** INSTRUCTIONS FOR THE TASK **
Please update the stretch from the start of the rows through the line containing "The automatic power" by swapping "diagram" for "schematic" and leaving everything else unchanged. Leave the pictures out of your answer.

** INPUT ROWS **
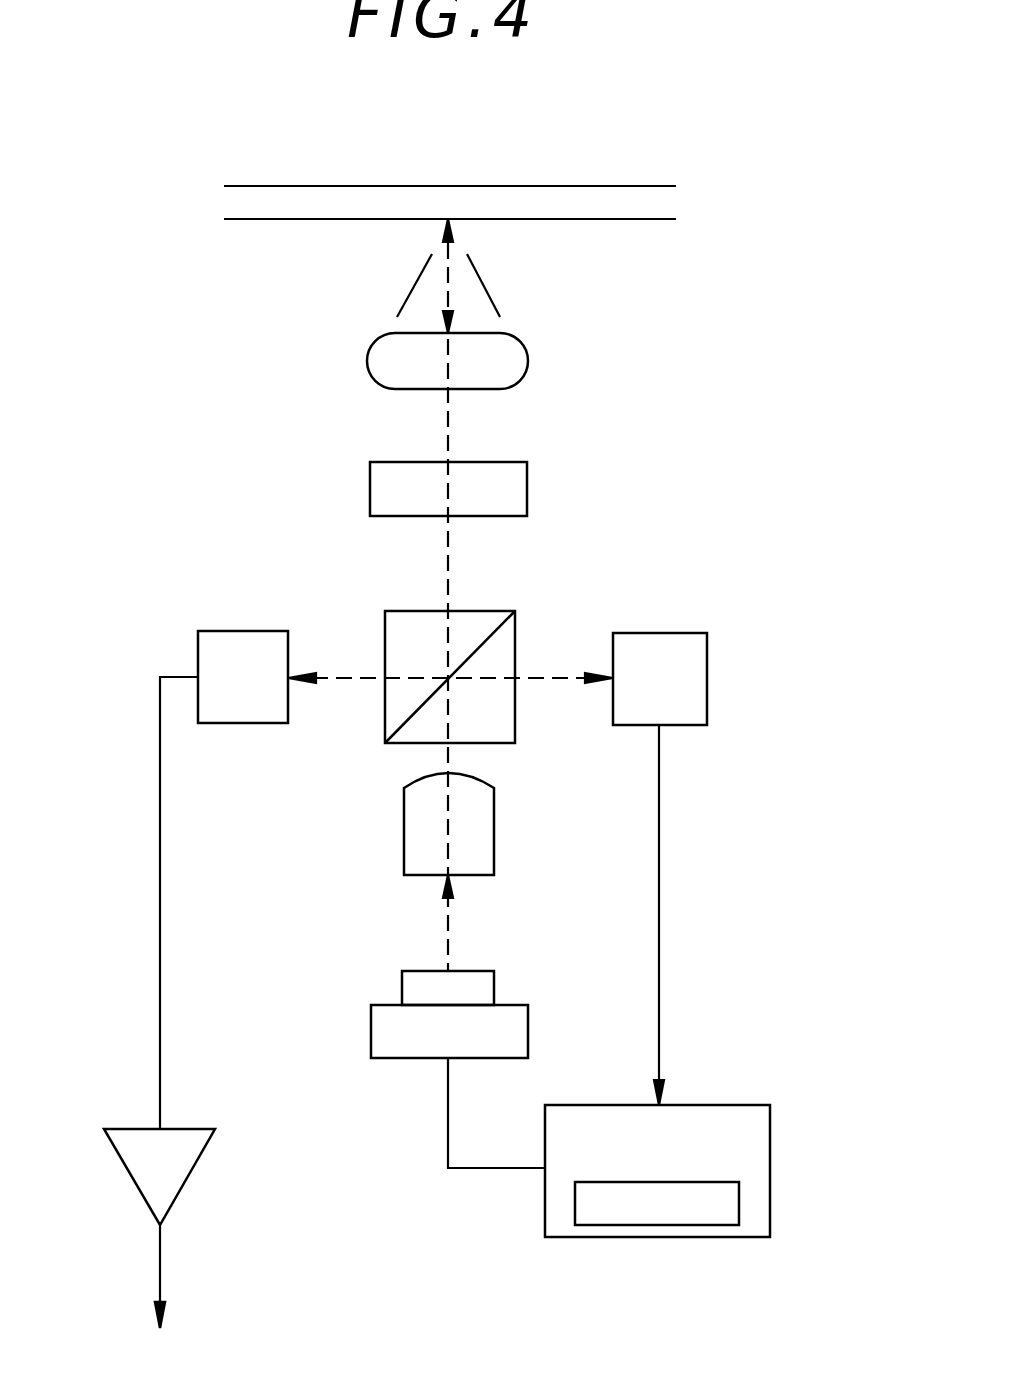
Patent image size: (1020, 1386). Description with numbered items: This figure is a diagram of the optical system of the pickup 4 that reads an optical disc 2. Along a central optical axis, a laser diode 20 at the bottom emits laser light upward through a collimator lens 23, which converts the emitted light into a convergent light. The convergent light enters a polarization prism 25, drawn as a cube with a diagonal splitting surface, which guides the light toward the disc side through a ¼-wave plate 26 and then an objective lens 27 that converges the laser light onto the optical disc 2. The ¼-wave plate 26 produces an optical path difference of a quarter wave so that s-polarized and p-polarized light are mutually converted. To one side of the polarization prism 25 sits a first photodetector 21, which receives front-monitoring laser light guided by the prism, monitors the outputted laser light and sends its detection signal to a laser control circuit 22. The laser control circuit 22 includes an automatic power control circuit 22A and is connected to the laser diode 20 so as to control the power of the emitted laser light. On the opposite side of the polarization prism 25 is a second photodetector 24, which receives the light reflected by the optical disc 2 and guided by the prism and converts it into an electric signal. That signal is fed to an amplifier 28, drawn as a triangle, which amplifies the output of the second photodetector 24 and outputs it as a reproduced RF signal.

The optical disc 2 is at (670, 209).
The pickup 4 is at (270, 424).
The laser diode 20 is at (372, 1005).
The first photodetector 21 is at (625, 632).
The laser control circuit 22 is at (702, 1105).
The automatic power control circuit 22A is at (697, 1237).
The collimator lens 23 is at (404, 845).
The second photodetector 24 is at (212, 630).
The polarization prism 25 is at (385, 723).
The ¼-wave plate 26 is at (527, 489).
The objective lens 27 is at (528, 353).
The amplifier 28 is at (188, 1182).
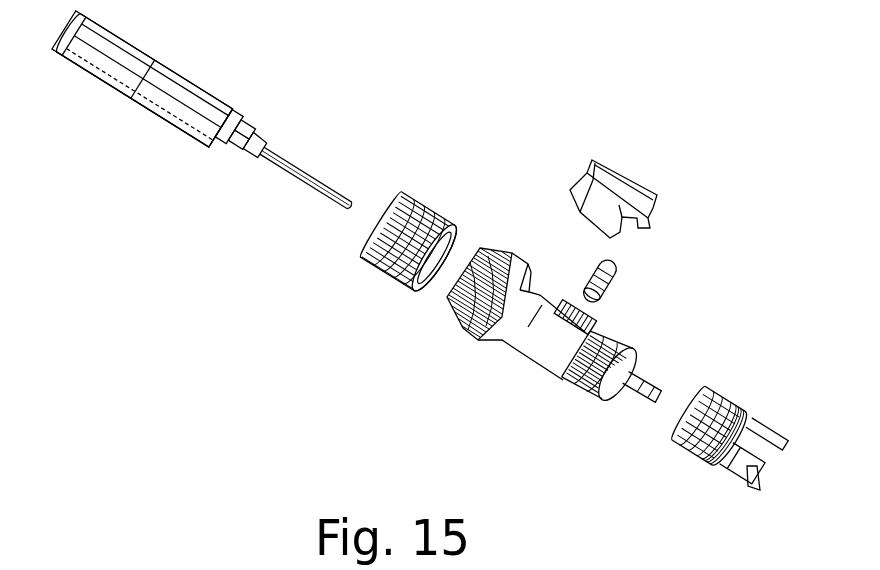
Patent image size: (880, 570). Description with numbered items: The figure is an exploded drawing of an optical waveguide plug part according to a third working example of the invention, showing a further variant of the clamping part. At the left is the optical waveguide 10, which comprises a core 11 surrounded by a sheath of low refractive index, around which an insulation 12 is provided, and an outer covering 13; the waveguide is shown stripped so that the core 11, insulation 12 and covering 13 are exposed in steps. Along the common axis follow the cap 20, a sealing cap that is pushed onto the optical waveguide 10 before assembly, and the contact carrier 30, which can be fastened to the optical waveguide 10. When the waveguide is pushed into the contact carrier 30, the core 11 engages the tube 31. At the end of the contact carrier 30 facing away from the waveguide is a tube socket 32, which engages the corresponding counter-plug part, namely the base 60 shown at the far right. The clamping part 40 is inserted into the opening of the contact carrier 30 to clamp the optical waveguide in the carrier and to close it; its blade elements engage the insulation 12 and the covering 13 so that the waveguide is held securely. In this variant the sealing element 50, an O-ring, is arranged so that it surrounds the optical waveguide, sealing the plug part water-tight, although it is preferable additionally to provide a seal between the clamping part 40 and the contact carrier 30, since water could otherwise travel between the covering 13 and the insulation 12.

The optical waveguide 10 is at (253, 91).
The core 11 is at (297, 173).
The insulation 12 is at (240, 150).
The covering 13 is at (130, 90).
The cap 20 is at (440, 223).
The contact carrier 30 is at (579, 383).
The tube 31 is at (657, 378).
The tube socket 32 is at (610, 412).
The clamping part 40 is at (640, 193).
The sealing element 50 is at (617, 277).
The base 60 is at (720, 397).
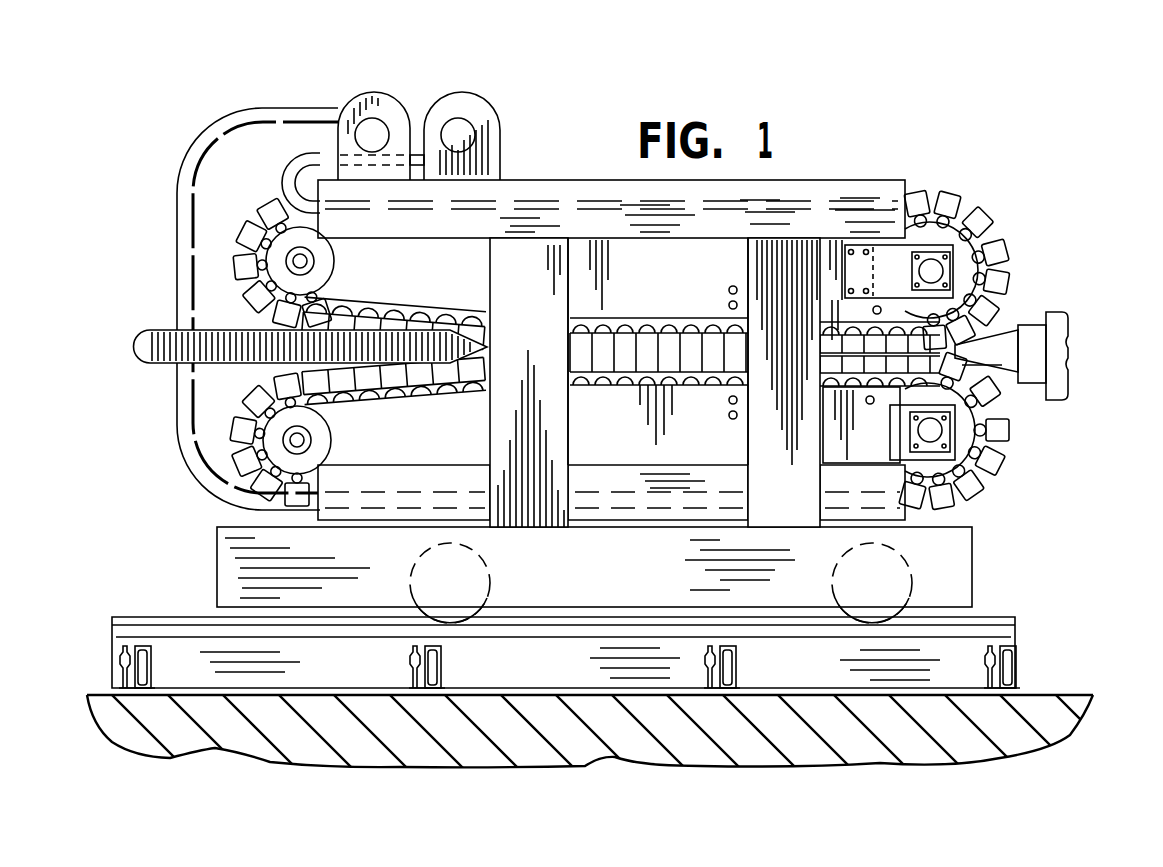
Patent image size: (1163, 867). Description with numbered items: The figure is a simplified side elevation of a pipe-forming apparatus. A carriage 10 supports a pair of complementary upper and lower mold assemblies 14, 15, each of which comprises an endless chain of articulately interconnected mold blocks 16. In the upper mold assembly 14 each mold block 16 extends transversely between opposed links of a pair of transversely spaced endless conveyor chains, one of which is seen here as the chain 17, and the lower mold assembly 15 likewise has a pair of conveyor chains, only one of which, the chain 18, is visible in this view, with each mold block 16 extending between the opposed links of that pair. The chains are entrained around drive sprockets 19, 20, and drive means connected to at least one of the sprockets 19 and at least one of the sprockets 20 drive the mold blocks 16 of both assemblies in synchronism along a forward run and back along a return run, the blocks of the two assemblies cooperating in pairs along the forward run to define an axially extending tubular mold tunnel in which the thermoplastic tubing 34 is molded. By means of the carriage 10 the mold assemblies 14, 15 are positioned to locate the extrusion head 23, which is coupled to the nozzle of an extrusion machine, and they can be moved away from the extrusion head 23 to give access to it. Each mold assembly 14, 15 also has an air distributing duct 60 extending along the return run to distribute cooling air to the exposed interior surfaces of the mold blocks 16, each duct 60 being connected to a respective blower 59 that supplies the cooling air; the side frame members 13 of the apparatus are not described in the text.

** SOLUTION FOR THIS PROBLEM **
Patent image size: (1020, 1386). Description with numbered items: This figure is a schematic of the optical system of the pickup 4 that reads an optical disc 2. Along a central optical axis, a laser diode 20 at the bottom emits laser light upward through a collimator lens 23, which converts the emitted light into a convergent light. The convergent light enters a polarization prism 25, drawn as a cube with a diagonal splitting surface, which guides the light toward the disc side through a ¼-wave plate 26 and then an objective lens 27 that converges the laser light onto the optical disc 2. The ¼-wave plate 26 produces an optical path difference of a quarter wave so that s-polarized and p-polarized light are mutually converted. To one side of the polarization prism 25 sits a first photodetector 21, which receives front-monitoring laser light guided by the prism, monitors the outputted laser light and sends its detection signal to a laser control circuit 22. The laser control circuit 22 includes an automatic power control circuit 22A and is connected to the laser diode 20 so as to control the power of the emitted laser light. On the opposite side of the polarization prism 25 is a second photodetector 24, which receives the light reflected by the optical disc 2 and guided by the prism and converts it into an electric signal. That signal is fed to an amplifier 28, drawn as a triangle, which amplifies the output of the second photodetector 24 and outputs it as a reproduced RF signal.

The optical disc 2 is at (670, 209).
The pickup 4 is at (270, 424).
The laser diode 20 is at (372, 1005).
The first photodetector 21 is at (625, 632).
The laser control circuit 22 is at (702, 1105).
The automatic power control circuit 22A is at (697, 1237).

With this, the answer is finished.